The exercise
Determine the number of lines in these entries that hold the word "качеств". Give the number and nothing more.

Material shown
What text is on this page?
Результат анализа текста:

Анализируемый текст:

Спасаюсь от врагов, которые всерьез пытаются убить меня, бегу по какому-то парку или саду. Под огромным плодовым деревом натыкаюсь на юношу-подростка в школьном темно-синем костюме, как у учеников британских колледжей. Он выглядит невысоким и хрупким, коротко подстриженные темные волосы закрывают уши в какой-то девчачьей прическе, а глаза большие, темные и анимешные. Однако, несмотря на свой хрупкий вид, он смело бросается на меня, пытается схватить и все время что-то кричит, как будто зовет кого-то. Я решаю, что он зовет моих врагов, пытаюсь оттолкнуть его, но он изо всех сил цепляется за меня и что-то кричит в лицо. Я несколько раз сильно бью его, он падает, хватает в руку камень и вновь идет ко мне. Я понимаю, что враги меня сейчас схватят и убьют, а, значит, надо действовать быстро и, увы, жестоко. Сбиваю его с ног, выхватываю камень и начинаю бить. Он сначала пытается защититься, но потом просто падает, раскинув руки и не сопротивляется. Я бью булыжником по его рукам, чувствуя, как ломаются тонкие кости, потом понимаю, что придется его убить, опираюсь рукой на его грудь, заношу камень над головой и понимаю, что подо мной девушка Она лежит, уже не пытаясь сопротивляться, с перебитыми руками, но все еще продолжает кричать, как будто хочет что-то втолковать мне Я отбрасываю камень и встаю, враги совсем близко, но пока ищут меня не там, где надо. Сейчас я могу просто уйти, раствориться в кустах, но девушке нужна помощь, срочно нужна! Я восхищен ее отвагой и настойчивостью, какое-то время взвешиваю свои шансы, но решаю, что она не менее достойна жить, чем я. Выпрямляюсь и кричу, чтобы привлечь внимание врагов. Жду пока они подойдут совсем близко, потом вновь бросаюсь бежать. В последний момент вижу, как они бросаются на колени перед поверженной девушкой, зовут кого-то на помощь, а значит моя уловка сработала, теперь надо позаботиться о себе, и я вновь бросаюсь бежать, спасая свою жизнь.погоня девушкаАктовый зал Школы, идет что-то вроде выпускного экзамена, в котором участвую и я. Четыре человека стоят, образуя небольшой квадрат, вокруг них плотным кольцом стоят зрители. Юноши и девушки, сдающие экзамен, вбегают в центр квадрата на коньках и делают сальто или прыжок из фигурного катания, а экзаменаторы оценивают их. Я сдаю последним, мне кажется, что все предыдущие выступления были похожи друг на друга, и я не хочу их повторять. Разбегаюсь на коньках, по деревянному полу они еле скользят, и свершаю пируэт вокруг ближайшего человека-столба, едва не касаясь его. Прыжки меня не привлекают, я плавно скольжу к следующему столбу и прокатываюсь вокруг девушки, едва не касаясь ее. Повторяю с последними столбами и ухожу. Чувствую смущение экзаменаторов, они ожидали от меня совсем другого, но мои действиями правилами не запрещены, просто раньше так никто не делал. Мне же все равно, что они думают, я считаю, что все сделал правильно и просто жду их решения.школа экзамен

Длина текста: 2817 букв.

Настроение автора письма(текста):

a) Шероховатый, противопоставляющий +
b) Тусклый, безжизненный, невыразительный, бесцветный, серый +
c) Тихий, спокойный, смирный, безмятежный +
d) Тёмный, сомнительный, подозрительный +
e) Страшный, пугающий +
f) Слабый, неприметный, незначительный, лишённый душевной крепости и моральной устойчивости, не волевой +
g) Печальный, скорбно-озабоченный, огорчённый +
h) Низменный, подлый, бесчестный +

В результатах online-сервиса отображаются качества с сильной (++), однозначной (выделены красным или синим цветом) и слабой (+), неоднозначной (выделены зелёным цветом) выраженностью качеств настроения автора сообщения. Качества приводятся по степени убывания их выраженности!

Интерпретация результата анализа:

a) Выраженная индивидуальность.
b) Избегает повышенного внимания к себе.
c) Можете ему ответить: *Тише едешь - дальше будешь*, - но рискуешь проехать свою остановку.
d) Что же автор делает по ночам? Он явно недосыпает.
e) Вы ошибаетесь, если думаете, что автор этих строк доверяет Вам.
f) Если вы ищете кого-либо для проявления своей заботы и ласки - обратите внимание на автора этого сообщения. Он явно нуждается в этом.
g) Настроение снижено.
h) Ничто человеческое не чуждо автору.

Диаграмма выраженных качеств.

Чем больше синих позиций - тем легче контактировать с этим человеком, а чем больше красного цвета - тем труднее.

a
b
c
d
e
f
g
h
--
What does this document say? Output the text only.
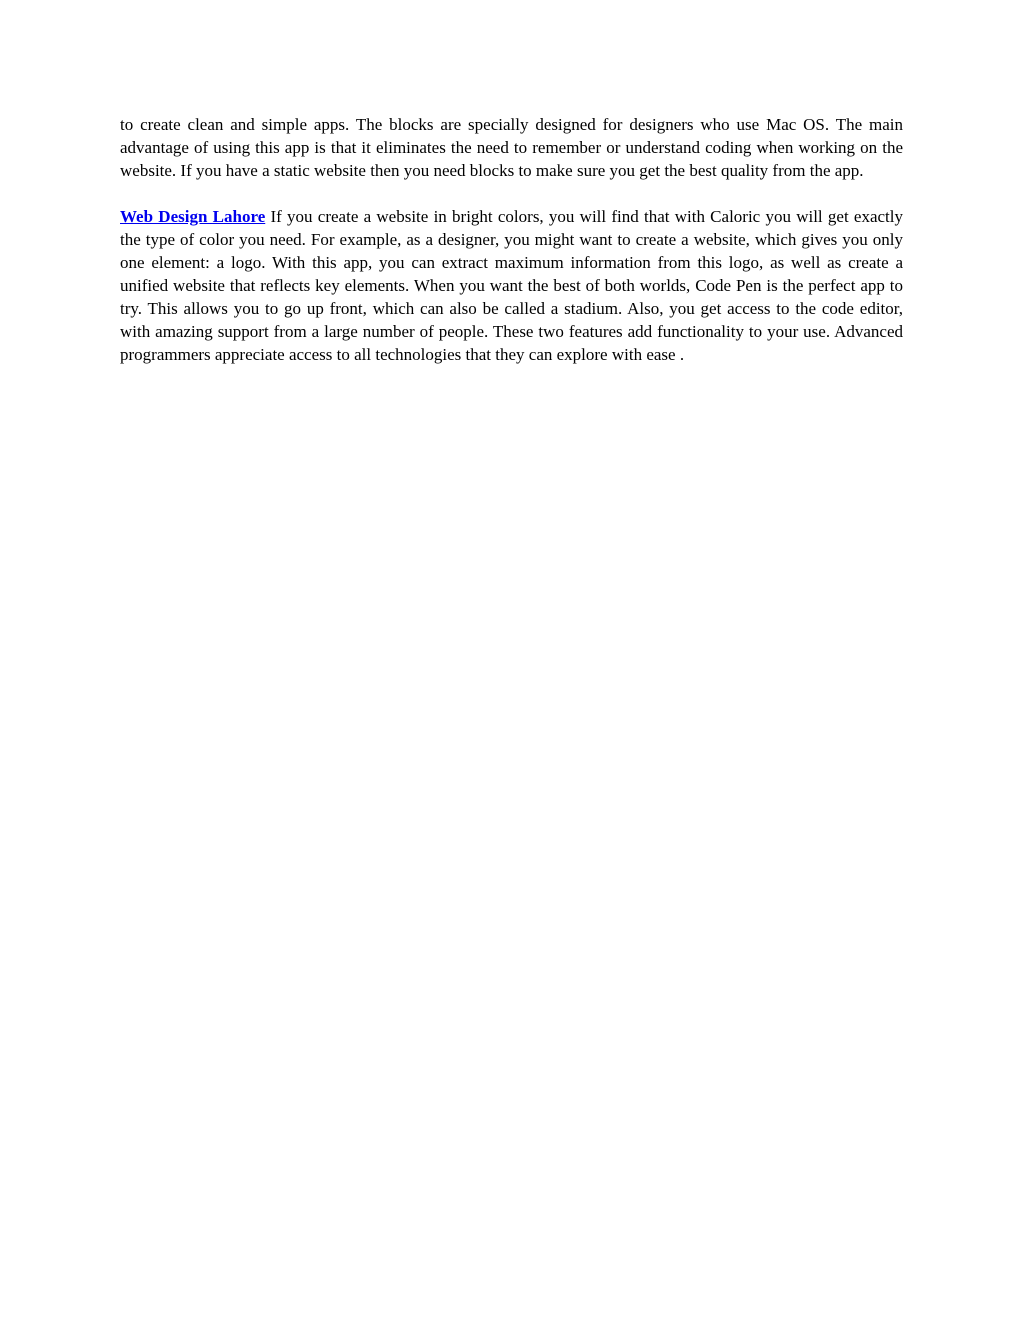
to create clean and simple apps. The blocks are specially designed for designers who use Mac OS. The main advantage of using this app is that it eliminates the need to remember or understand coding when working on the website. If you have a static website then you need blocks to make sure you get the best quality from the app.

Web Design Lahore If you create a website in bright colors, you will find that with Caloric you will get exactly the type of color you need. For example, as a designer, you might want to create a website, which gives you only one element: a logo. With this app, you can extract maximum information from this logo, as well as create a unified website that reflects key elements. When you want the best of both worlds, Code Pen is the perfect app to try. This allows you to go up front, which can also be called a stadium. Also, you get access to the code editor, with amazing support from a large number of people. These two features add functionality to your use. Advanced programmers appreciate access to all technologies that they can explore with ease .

The result
2